WRITTEN REQUEST — From the entries below, count every line that contains the word "Обои". Please give the number and nothing else.

SUPPLIED INFORMATION —
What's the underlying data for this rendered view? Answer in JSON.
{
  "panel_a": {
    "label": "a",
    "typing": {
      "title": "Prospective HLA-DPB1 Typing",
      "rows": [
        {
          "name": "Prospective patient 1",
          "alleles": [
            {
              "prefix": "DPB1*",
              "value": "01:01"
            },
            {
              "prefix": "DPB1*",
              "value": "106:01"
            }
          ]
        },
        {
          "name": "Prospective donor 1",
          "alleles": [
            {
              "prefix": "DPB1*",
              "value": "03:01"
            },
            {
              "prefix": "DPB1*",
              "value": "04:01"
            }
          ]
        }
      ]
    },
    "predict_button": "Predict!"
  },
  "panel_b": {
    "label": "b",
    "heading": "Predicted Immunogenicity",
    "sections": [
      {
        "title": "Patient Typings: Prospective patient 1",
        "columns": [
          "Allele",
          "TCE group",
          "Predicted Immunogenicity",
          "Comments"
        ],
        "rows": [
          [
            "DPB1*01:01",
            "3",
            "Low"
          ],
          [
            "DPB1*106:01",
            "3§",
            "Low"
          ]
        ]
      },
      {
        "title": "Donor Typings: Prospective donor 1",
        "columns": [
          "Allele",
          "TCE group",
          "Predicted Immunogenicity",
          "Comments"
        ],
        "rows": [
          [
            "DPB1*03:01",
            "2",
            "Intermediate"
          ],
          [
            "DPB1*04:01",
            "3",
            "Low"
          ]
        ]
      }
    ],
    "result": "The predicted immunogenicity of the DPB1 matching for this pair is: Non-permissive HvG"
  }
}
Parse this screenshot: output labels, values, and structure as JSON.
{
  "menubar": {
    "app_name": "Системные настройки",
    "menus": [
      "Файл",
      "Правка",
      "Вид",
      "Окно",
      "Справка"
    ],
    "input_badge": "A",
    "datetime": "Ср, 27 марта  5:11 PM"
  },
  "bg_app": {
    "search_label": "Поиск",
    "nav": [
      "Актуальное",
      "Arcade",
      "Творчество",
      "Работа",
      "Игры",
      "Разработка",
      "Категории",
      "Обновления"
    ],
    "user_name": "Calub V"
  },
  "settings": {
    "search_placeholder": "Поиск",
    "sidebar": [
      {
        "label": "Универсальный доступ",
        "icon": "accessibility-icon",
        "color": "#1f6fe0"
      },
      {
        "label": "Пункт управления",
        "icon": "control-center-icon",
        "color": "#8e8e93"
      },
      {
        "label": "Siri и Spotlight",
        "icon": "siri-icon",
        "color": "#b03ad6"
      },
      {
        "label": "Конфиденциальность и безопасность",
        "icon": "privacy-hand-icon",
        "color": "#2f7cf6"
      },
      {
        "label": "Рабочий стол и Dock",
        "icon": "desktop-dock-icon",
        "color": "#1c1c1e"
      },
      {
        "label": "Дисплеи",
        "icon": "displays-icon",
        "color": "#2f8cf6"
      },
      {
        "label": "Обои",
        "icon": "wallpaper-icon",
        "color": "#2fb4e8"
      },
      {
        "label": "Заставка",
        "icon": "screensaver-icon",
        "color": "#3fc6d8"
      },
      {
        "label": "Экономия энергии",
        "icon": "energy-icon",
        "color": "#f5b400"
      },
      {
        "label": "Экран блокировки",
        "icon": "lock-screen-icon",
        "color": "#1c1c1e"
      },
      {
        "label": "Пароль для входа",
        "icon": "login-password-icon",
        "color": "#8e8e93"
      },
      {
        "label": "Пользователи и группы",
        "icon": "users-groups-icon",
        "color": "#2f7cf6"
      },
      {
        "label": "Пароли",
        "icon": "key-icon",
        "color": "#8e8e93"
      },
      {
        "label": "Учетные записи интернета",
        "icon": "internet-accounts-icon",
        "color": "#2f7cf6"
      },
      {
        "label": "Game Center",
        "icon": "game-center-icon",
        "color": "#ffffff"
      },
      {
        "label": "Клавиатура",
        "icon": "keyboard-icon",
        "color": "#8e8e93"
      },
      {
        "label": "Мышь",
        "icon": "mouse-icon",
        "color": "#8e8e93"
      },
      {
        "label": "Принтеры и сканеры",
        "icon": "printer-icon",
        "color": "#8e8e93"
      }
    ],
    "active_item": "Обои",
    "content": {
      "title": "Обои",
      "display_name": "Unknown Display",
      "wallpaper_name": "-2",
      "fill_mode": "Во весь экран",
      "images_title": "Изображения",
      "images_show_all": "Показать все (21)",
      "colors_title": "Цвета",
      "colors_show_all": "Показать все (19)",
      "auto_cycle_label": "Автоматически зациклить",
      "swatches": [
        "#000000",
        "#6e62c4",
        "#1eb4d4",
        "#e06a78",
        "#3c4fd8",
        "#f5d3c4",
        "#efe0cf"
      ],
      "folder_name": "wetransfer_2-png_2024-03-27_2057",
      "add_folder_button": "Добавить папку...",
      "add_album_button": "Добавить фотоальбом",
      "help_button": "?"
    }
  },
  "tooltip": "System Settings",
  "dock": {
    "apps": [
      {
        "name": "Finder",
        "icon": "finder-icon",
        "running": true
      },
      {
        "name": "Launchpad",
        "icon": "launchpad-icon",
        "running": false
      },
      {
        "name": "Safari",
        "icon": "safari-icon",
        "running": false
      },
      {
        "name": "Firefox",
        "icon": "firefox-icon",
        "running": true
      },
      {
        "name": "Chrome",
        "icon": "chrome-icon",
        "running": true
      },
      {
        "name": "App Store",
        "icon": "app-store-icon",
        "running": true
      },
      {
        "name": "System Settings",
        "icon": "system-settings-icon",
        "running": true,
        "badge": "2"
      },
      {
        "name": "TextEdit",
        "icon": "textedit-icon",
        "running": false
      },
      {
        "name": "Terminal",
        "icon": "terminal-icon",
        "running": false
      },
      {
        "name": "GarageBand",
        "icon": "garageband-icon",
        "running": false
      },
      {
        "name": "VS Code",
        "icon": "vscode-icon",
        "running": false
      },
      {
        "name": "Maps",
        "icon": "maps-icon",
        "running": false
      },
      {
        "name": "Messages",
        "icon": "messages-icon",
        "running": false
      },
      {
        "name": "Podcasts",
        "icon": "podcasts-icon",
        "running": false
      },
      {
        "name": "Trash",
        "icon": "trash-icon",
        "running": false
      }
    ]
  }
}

PROBLEM SOLUTION — 3